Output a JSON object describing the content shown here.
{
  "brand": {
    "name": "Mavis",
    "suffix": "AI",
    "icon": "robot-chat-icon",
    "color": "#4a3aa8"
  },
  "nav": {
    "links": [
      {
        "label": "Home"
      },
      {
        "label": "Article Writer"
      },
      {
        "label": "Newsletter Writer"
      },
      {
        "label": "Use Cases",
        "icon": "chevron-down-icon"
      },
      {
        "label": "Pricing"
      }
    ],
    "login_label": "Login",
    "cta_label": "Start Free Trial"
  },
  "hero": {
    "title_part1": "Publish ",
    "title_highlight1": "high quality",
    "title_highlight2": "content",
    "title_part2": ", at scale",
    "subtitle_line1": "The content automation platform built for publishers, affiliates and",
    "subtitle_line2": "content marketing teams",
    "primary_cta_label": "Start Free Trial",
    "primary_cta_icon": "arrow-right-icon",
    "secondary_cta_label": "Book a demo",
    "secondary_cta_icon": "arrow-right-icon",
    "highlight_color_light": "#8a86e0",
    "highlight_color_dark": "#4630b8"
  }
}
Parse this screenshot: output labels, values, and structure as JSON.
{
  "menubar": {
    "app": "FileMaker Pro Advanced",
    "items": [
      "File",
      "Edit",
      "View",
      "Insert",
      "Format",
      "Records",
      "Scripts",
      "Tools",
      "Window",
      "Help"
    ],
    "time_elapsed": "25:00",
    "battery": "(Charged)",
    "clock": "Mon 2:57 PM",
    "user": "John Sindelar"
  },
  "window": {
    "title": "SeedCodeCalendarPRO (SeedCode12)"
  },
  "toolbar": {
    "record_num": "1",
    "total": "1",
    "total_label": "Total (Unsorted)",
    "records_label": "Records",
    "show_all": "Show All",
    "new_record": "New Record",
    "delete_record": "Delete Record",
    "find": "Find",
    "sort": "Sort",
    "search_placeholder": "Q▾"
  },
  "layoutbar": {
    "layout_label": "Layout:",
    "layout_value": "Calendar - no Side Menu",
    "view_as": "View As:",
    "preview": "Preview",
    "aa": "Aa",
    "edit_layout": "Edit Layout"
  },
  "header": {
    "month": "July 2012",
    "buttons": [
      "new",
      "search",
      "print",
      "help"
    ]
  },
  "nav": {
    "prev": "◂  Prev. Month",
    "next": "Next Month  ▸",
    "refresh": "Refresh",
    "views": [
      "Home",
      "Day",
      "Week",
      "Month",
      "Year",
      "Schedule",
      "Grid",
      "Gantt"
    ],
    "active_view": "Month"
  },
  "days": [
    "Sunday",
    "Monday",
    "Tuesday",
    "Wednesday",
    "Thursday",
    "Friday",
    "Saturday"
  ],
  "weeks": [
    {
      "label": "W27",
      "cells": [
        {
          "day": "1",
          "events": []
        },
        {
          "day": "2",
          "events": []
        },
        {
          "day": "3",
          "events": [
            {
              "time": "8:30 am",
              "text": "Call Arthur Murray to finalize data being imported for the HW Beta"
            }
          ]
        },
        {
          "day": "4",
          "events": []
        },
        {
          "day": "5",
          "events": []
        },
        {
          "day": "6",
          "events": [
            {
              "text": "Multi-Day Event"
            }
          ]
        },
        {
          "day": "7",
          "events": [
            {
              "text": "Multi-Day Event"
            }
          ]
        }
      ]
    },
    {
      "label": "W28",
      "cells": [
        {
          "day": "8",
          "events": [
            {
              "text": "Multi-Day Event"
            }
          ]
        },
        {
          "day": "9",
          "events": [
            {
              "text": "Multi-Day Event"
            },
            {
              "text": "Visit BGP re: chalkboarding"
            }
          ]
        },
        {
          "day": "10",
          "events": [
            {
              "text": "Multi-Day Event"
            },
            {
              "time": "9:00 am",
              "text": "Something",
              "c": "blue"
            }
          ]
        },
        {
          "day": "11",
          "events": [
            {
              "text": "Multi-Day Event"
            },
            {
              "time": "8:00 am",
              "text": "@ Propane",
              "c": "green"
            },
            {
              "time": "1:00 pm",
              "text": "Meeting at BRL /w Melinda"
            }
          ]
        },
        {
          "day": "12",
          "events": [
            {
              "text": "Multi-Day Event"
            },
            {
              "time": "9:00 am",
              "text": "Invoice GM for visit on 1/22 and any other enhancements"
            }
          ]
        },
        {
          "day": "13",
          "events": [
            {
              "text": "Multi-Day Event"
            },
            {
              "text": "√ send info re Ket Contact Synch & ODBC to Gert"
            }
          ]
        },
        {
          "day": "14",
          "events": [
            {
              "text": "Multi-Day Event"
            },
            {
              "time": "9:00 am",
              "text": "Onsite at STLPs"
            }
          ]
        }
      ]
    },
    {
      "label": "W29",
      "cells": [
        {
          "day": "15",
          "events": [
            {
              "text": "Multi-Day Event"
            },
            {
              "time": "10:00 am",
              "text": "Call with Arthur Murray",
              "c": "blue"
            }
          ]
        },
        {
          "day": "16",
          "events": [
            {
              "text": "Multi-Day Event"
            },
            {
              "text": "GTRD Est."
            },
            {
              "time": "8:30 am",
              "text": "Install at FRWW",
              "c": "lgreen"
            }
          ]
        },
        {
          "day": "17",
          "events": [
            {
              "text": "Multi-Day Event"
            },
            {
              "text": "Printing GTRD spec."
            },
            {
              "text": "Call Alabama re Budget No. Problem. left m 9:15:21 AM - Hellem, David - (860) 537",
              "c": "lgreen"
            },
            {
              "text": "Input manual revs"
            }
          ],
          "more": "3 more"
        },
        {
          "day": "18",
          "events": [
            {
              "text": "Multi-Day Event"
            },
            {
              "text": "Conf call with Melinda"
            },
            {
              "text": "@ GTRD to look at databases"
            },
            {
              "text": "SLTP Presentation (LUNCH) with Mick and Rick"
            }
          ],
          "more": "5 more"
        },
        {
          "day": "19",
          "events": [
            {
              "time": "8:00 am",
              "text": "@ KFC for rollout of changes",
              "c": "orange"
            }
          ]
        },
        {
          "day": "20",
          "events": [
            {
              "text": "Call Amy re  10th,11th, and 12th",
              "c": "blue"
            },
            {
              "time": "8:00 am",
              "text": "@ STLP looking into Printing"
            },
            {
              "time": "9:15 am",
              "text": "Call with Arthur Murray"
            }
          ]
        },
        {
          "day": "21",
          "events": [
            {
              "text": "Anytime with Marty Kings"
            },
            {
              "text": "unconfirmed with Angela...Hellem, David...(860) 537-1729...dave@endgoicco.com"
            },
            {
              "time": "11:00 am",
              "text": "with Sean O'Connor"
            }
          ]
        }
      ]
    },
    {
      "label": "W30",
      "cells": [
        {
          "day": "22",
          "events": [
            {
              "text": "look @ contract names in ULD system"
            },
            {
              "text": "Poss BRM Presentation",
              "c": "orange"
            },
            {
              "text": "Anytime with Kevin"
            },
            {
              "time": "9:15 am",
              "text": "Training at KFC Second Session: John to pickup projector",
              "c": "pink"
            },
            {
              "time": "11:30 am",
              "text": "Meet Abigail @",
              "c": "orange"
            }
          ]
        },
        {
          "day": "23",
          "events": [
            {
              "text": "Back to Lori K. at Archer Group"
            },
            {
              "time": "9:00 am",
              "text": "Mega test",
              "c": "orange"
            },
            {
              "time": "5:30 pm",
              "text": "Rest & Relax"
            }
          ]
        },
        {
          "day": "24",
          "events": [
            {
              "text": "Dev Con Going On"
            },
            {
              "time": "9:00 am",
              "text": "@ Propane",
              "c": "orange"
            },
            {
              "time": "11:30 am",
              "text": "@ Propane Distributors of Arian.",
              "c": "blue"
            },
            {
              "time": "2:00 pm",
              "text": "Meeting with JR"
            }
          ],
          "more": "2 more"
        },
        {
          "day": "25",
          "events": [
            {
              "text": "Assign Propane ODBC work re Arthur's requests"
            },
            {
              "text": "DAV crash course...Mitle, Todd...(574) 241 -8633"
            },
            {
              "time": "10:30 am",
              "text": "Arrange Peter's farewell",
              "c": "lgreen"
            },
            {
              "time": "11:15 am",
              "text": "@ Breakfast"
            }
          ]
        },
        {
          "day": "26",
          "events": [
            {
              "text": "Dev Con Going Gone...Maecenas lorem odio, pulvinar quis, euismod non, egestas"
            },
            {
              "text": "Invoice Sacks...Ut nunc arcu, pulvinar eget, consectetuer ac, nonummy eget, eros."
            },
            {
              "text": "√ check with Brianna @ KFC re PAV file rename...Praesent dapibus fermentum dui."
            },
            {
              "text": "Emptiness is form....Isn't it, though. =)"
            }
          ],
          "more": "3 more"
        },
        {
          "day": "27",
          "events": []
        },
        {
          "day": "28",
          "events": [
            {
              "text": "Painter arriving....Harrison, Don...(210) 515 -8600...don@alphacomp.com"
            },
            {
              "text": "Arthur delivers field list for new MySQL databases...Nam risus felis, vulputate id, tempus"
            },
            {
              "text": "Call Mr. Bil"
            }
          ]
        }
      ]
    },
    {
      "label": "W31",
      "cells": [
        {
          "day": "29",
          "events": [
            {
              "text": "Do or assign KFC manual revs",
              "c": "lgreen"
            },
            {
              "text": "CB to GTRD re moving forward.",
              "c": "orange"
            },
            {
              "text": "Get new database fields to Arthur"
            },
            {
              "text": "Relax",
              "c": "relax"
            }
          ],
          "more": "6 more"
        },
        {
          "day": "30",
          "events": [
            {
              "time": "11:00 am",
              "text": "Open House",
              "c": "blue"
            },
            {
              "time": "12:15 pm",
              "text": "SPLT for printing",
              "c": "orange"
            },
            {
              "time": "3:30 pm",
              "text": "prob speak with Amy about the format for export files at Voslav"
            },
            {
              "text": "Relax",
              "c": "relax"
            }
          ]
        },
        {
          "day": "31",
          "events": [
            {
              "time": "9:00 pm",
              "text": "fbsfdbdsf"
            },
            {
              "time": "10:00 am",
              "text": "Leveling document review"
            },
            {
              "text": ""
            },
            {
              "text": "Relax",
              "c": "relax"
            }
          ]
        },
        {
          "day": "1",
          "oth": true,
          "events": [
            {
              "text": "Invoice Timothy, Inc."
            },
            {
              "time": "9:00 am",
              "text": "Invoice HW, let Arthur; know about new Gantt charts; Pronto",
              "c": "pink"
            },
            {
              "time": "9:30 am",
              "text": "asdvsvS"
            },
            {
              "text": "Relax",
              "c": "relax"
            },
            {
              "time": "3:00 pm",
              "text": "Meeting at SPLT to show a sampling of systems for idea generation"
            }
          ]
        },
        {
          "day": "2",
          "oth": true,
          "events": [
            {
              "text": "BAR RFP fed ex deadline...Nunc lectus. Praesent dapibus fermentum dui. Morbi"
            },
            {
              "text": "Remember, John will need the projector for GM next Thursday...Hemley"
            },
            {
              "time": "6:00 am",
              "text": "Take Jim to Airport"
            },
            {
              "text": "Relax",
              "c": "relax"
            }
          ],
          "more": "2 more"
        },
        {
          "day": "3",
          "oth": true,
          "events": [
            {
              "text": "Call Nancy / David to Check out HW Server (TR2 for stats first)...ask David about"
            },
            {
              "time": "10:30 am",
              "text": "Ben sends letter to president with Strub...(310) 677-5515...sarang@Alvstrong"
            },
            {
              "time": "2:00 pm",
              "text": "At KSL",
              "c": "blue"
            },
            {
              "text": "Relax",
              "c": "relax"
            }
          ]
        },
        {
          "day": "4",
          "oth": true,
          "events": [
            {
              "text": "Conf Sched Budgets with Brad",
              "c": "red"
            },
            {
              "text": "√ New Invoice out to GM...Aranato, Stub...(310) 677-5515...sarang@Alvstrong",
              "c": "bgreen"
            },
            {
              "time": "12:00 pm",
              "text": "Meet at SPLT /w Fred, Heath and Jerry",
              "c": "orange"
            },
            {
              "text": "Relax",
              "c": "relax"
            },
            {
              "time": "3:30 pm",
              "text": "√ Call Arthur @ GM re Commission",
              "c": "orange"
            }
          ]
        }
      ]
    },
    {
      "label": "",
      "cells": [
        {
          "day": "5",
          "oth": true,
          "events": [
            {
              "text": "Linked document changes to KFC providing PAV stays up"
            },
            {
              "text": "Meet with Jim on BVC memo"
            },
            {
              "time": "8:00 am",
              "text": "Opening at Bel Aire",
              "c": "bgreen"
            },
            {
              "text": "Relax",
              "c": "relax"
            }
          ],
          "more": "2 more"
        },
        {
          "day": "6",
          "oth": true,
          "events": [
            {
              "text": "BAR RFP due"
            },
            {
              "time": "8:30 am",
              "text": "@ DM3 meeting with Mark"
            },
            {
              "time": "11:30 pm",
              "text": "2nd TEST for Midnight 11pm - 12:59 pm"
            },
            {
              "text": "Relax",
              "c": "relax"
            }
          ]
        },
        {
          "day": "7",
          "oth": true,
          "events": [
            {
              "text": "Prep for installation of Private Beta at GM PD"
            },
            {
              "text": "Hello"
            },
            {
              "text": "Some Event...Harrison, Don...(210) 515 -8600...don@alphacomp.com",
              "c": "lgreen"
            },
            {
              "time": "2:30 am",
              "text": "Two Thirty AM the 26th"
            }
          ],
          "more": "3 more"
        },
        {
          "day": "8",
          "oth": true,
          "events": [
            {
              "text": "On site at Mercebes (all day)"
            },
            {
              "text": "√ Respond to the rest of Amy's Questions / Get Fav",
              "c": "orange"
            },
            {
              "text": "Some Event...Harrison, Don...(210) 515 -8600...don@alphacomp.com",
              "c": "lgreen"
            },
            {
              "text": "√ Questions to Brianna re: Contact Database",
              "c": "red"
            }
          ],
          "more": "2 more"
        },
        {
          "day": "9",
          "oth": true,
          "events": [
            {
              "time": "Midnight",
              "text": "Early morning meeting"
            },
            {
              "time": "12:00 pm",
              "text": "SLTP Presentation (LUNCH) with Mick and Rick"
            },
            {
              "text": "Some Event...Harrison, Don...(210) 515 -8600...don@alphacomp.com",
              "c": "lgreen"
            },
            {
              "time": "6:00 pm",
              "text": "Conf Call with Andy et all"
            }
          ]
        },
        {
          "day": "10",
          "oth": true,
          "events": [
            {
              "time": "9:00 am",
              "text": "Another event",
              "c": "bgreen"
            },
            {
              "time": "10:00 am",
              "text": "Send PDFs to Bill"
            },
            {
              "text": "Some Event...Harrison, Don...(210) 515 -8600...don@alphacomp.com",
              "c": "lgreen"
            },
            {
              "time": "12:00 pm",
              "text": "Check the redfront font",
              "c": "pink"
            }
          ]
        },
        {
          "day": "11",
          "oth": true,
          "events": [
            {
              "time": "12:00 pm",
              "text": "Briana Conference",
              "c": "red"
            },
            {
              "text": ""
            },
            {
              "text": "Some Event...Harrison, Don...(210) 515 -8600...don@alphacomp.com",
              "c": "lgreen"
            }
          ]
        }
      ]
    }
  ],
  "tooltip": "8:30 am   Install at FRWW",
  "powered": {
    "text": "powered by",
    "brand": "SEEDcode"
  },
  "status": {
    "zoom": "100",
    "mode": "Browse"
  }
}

++++++

Goal of the exercise: Find how many lines include the string "dapibus" and report that number alone.

Solution for this task: 2